### Goal:
Copy the listing below word for word, everything from the line with "data-label: 800,3 xyxy=(442,416,493,434)" down to the line with "legend-label: Субсидии xyxy=(139,260,235,282)", both of those lines included.

────────────────

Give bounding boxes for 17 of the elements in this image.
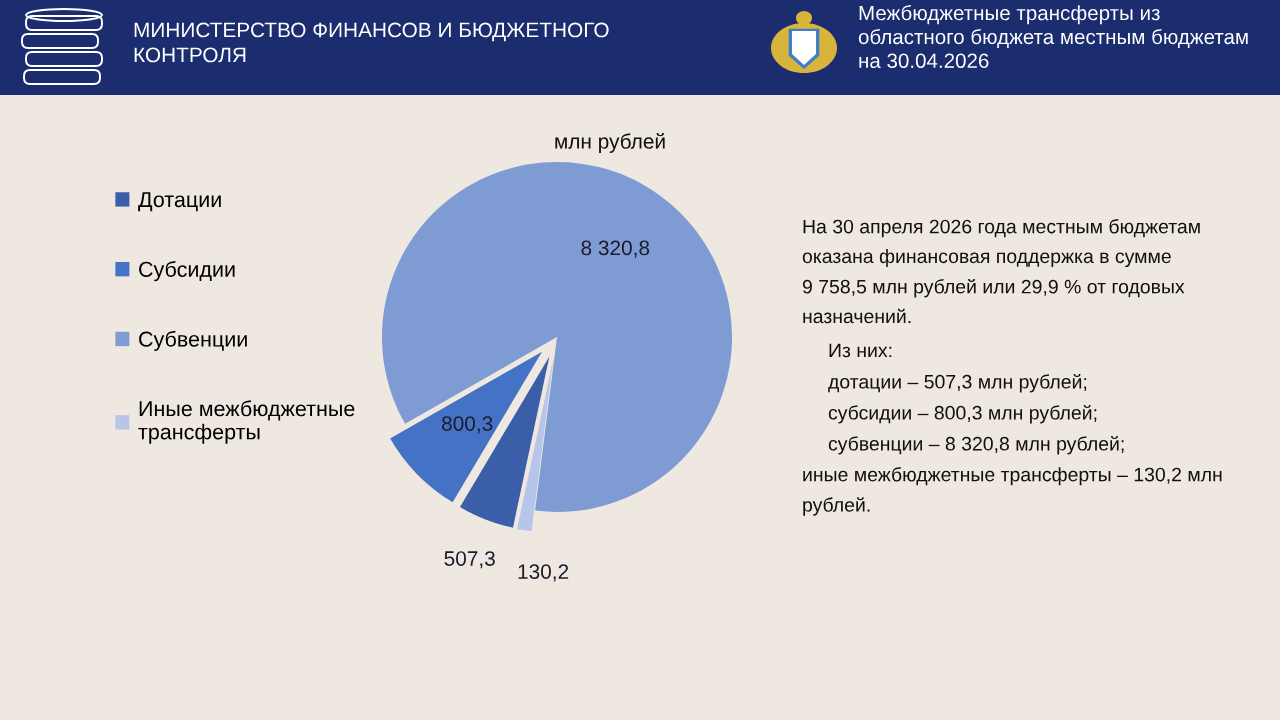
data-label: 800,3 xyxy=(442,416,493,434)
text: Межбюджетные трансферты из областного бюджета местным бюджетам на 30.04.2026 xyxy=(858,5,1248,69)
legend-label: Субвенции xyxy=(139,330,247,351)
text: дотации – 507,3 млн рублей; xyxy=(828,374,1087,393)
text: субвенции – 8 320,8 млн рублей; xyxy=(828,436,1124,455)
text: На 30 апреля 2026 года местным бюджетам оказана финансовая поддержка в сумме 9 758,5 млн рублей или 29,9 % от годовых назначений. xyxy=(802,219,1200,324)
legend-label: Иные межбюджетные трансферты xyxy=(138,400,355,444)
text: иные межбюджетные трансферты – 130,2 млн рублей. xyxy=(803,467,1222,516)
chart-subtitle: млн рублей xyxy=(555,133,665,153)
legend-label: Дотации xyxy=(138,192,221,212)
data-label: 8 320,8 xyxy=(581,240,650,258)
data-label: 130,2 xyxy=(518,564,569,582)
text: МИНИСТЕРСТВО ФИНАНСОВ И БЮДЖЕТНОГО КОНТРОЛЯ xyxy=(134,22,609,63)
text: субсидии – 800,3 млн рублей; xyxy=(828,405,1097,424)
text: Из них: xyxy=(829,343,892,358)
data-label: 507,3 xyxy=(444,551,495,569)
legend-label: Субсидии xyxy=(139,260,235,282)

────────────────

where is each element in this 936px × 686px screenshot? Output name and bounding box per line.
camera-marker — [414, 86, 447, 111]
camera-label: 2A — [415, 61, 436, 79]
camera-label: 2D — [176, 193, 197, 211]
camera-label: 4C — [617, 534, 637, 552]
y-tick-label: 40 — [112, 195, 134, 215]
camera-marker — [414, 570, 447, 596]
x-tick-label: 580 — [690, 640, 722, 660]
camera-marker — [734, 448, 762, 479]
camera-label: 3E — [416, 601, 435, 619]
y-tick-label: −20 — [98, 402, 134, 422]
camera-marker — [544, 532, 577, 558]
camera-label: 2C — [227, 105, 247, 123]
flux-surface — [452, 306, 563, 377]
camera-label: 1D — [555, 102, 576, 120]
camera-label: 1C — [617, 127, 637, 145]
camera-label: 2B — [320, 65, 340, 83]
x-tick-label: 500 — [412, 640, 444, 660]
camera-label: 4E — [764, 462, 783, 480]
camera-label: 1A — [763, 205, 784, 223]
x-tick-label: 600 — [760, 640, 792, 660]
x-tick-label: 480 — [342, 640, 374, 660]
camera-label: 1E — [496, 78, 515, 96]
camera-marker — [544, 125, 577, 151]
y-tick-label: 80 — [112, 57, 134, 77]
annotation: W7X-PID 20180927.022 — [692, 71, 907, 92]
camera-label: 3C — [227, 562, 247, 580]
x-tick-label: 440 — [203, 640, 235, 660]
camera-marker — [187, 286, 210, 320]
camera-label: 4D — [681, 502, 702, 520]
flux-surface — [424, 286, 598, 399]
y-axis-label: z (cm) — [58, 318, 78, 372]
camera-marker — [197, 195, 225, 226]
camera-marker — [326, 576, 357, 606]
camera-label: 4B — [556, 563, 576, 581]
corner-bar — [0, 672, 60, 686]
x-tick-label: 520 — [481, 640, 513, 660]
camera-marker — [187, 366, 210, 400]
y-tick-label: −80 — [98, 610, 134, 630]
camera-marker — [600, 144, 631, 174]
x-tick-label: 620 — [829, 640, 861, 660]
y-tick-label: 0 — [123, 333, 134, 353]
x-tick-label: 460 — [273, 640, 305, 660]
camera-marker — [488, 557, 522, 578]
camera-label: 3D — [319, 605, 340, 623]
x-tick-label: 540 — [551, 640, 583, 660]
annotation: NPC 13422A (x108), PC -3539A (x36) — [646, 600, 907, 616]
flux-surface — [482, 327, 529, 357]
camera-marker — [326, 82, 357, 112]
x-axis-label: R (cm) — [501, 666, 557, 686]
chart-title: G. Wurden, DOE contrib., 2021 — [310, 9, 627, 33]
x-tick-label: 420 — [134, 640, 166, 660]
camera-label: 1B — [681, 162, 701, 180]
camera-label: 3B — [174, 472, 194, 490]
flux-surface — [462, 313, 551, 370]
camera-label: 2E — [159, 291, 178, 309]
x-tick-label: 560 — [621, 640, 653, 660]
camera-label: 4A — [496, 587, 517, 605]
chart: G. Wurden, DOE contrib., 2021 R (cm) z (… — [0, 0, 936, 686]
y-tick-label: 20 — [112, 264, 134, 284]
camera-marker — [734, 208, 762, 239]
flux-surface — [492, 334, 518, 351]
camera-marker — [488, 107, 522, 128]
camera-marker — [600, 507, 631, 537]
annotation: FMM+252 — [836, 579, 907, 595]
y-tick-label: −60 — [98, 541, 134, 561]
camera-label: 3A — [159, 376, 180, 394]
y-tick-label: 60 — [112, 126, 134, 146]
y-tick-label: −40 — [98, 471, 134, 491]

────────────────

### Complete answer:
data-label: 800,3 xyxy=(442,416,493,434)
text: Межбюджетные трансферты из областного бюджета местным бюджетам на 30.04.2026 xyxy=(858,5,1248,69)
legend-label: Субвенции xyxy=(139,330,247,351)
text: дотации – 507,3 млн рублей; xyxy=(828,374,1087,393)
text: субвенции – 8 320,8 млн рублей; xyxy=(828,436,1124,455)
text: На 30 апреля 2026 года местным бюджетам оказана финансовая поддержка в сумме 9 758,5 млн рублей или 29,9 % от годовых назначений. xyxy=(802,219,1200,324)
legend-label: Иные межбюджетные трансферты xyxy=(138,400,355,444)
text: иные межбюджетные трансферты – 130,2 млн рублей. xyxy=(803,467,1222,516)
chart-subtitle: млн рублей xyxy=(555,133,665,153)
legend-label: Дотации xyxy=(138,192,221,212)
data-label: 8 320,8 xyxy=(581,240,650,258)
data-label: 130,2 xyxy=(518,564,569,582)
text: МИНИСТЕРСТВО ФИНАНСОВ И БЮДЖЕТНОГО КОНТРОЛЯ xyxy=(134,22,609,63)
text: субсидии – 800,3 млн рублей; xyxy=(828,405,1097,424)
text: Из них: xyxy=(829,343,892,358)
data-label: 507,3 xyxy=(444,551,495,569)
legend-label: Субсидии xyxy=(139,260,235,282)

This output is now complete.